_Work required_. Give back each entry unchanged, minus pictures.

-- BEGIN --

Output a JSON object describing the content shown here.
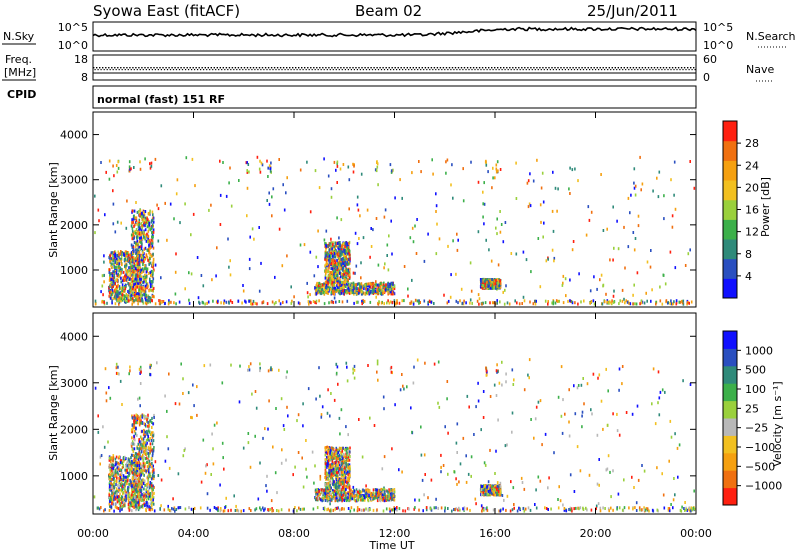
{
  "header": {
    "station": "Syowa East (fitACF)",
    "beam": "Beam 02",
    "date": "25/Jun/2011"
  },
  "nsky_panel": {
    "left_label": "N.Sky",
    "right_label": "N.Search",
    "y_ticks_left": [
      "10^5",
      "10^0"
    ],
    "y_ticks_right": [
      "10^5",
      "10^0"
    ]
  },
  "freq_panel": {
    "left_label_top": "Freq.",
    "left_label_unit": "[MHz]",
    "right_label": "Nave",
    "y_ticks_left": [
      "18",
      "8"
    ],
    "y_ticks_right": [
      "60",
      "0"
    ]
  },
  "cpid": {
    "label": "CPID",
    "mode_text": "normal (fast) 151 RF"
  },
  "chart_data": [
    {
      "type": "heatmap",
      "title": "",
      "xlabel": "",
      "ylabel": "Slant Range [km]",
      "xlim": [
        0,
        24
      ],
      "ylim": [
        180,
        4500
      ],
      "yticks": [
        "1000",
        "2000",
        "3000",
        "4000"
      ],
      "colorbar": {
        "label": "Power [dB]",
        "ticks": [
          "4",
          "8",
          "12",
          "16",
          "20",
          "24",
          "28"
        ],
        "colors": [
          "#1010ff",
          "#2a4fc0",
          "#2f8a7a",
          "#3cb04a",
          "#9ad03c",
          "#f2c020",
          "#f5a010",
          "#f07010",
          "#ff2010"
        ]
      },
      "blobs": [
        {
          "x": [
            0.6,
            1.9
          ],
          "y": [
            300,
            1400
          ],
          "level": "mixed"
        },
        {
          "x": [
            1.5,
            2.4
          ],
          "y": [
            300,
            2300
          ],
          "level": "mixed"
        },
        {
          "x": [
            8.8,
            12.0
          ],
          "y": [
            450,
            700
          ],
          "level": "mixed"
        },
        {
          "x": [
            9.2,
            10.2
          ],
          "y": [
            700,
            1600
          ],
          "level": "mixed"
        },
        {
          "x": [
            15.4,
            16.2
          ],
          "y": [
            580,
            780
          ],
          "level": "mixed"
        }
      ]
    },
    {
      "type": "heatmap",
      "title": "",
      "xlabel": "Time UT",
      "ylabel": "Slant Range [km]",
      "xlim": [
        0,
        24
      ],
      "ylim": [
        180,
        4500
      ],
      "xticks": [
        "00:00",
        "04:00",
        "08:00",
        "12:00",
        "16:00",
        "20:00",
        "00:00"
      ],
      "yticks": [
        "1000",
        "2000",
        "3000",
        "4000"
      ],
      "colorbar": {
        "label": "Velocity [m s⁻¹]",
        "ticks": [
          "1000",
          "500",
          "100",
          "25",
          "−25",
          "−100",
          "−500",
          "−1000"
        ],
        "colors": [
          "#1010ff",
          "#2a4fc0",
          "#2f8a7a",
          "#3cb04a",
          "#9ad03c",
          "#b8b8b8",
          "#f2c020",
          "#f5a010",
          "#f07010",
          "#ff2010"
        ]
      },
      "blobs": [
        {
          "x": [
            0.6,
            1.9
          ],
          "y": [
            300,
            1400
          ],
          "level": "mixed"
        },
        {
          "x": [
            1.5,
            2.4
          ],
          "y": [
            300,
            2300
          ],
          "level": "mixed"
        },
        {
          "x": [
            8.8,
            12.0
          ],
          "y": [
            450,
            700
          ],
          "level": "mixed"
        },
        {
          "x": [
            9.2,
            10.2
          ],
          "y": [
            700,
            1600
          ],
          "level": "mixed"
        },
        {
          "x": [
            15.4,
            16.2
          ],
          "y": [
            580,
            780
          ],
          "level": "mixed"
        }
      ]
    }
  ]
}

-- END --

_Response_.
Output a JSON object describing the content shown here.
{
  "header": {
    "station": "Syowa East (fitACF)",
    "beam": "Beam 02",
    "date": "25/Jun/2011"
  },
  "nsky_panel": {
    "left_label": "N.Sky",
    "right_label": "N.Search",
    "y_ticks_left": [
      "10^5",
      "10^0"
    ],
    "y_ticks_right": [
      "10^5",
      "10^0"
    ]
  },
  "freq_panel": {
    "left_label_top": "Freq.",
    "left_label_unit": "[MHz]",
    "right_label": "Nave",
    "y_ticks_left": [
      "18",
      "8"
    ],
    "y_ticks_right": [
      "60",
      "0"
    ]
  },
  "cpid": {
    "label": "CPID",
    "mode_text": "normal (fast) 151 RF"
  },
  "chart_data": [
    {
      "type": "heatmap",
      "title": "",
      "xlabel": "",
      "ylabel": "Slant Range [km]",
      "xlim": [
        0,
        24
      ],
      "ylim": [
        180,
        4500
      ],
      "yticks": [
        "1000",
        "2000",
        "3000",
        "4000"
      ],
      "colorbar": {
        "label": "Power [dB]",
        "ticks": [
          "4",
          "8",
          "12",
          "16",
          "20",
          "24",
          "28"
        ],
        "colors": [
          "#1010ff",
          "#2a4fc0",
          "#2f8a7a",
          "#3cb04a",
          "#9ad03c",
          "#f2c020",
          "#f5a010",
          "#f07010",
          "#ff2010"
        ]
      },
      "blobs": [
        {
          "x": [
            0.6,
            1.9
          ],
          "y": [
            300,
            1400
          ],
          "level": "mixed"
        },
        {
          "x": [
            1.5,
            2.4
          ],
          "y": [
            300,
            2300
          ],
          "level": "mixed"
        },
        {
          "x": [
            8.8,
            12.0
          ],
          "y": [
            450,
            700
          ],
          "level": "mixed"
        },
        {
          "x": [
            9.2,
            10.2
          ],
          "y": [
            700,
            1600
          ],
          "level": "mixed"
        },
        {
          "x": [
            15.4,
            16.2
          ],
          "y": [
            580,
            780
          ],
          "level": "mixed"
        }
      ]
    },
    {
      "type": "heatmap",
      "title": "",
      "xlabel": "Time UT",
      "ylabel": "Slant Range [km]",
      "xlim": [
        0,
        24
      ],
      "ylim": [
        180,
        4500
      ],
      "xticks": [
        "00:00",
        "04:00",
        "08:00",
        "12:00",
        "16:00",
        "20:00",
        "00:00"
      ],
      "yticks": [
        "1000",
        "2000",
        "3000",
        "4000"
      ],
      "colorbar": {
        "label": "Velocity [m s⁻¹]",
        "ticks": [
          "1000",
          "500",
          "100",
          "25",
          "−25",
          "−100",
          "−500",
          "−1000"
        ],
        "colors": [
          "#1010ff",
          "#2a4fc0",
          "#2f8a7a",
          "#3cb04a",
          "#9ad03c",
          "#b8b8b8",
          "#f2c020",
          "#f5a010",
          "#f07010",
          "#ff2010"
        ]
      },
      "blobs": [
        {
          "x": [
            0.6,
            1.9
          ],
          "y": [
            300,
            1400
          ],
          "level": "mixed"
        },
        {
          "x": [
            1.5,
            2.4
          ],
          "y": [
            300,
            2300
          ],
          "level": "mixed"
        },
        {
          "x": [
            8.8,
            12.0
          ],
          "y": [
            450,
            700
          ],
          "level": "mixed"
        },
        {
          "x": [
            9.2,
            10.2
          ],
          "y": [
            700,
            1600
          ],
          "level": "mixed"
        },
        {
          "x": [
            15.4,
            16.2
          ],
          "y": [
            580,
            780
          ],
          "level": "mixed"
        }
      ]
    }
  ]
}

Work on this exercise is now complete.